EXERCISE TASK: Using the listing below, copy every line that mentions "Score".

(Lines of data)
****************************************
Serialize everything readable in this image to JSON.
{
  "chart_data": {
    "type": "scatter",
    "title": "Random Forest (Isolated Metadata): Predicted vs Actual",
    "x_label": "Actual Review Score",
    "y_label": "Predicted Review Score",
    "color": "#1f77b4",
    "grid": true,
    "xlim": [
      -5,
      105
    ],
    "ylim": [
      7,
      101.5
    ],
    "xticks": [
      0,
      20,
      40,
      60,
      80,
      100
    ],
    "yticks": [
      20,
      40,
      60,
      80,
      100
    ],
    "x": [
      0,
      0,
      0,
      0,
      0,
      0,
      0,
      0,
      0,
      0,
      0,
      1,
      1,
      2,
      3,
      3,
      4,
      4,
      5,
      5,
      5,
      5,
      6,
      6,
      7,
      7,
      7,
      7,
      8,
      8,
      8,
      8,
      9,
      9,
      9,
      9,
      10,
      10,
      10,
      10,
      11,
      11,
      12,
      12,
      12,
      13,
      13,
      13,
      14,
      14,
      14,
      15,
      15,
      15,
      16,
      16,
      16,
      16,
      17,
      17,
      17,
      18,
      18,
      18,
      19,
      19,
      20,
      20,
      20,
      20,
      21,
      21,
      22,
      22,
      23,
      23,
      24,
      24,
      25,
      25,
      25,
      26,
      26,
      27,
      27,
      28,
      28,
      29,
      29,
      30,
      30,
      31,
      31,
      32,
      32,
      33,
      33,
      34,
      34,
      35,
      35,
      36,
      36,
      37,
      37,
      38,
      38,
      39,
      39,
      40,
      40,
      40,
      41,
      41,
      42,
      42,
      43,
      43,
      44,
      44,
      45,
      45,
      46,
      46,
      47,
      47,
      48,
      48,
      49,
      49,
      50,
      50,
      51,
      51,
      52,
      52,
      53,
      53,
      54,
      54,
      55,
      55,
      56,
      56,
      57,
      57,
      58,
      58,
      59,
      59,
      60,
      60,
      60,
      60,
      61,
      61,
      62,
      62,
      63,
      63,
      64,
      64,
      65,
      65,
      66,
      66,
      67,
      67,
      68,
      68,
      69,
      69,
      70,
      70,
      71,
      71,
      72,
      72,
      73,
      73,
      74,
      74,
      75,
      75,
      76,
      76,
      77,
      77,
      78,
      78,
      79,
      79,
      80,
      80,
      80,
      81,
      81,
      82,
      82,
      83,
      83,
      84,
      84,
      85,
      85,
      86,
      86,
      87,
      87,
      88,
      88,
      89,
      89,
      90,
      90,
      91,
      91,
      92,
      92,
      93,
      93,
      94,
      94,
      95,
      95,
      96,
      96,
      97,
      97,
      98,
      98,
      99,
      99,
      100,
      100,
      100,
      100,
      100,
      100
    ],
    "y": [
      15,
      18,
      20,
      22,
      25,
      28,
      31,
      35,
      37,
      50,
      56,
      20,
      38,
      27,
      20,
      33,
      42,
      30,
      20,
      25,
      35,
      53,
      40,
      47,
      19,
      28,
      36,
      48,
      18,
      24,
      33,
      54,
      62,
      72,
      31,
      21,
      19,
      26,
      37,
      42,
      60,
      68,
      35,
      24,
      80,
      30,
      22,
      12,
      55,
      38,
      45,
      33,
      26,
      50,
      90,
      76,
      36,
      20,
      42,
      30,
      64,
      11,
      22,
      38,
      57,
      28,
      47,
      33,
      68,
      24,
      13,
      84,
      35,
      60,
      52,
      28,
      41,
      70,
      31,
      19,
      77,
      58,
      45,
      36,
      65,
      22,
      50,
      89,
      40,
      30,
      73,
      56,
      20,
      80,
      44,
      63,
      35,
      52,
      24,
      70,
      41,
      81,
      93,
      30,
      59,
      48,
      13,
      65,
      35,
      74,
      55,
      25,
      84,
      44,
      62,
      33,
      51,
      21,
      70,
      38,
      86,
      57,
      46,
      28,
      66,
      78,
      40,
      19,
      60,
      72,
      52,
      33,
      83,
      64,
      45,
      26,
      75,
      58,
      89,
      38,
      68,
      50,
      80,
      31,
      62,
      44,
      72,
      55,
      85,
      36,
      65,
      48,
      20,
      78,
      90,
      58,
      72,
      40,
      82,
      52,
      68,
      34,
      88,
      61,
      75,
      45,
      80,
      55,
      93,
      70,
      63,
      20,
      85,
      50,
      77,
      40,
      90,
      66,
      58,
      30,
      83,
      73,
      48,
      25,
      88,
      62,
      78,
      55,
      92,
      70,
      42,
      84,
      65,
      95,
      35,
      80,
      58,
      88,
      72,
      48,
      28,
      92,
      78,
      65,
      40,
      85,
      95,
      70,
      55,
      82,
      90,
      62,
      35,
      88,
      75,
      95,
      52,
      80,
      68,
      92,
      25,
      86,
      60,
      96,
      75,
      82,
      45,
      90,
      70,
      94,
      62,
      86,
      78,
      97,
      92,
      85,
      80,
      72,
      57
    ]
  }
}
****************************************
EXERCISE ANSWER:
    "x_label": "Actual Review Score",
    "y_label": "Predicted Review Score",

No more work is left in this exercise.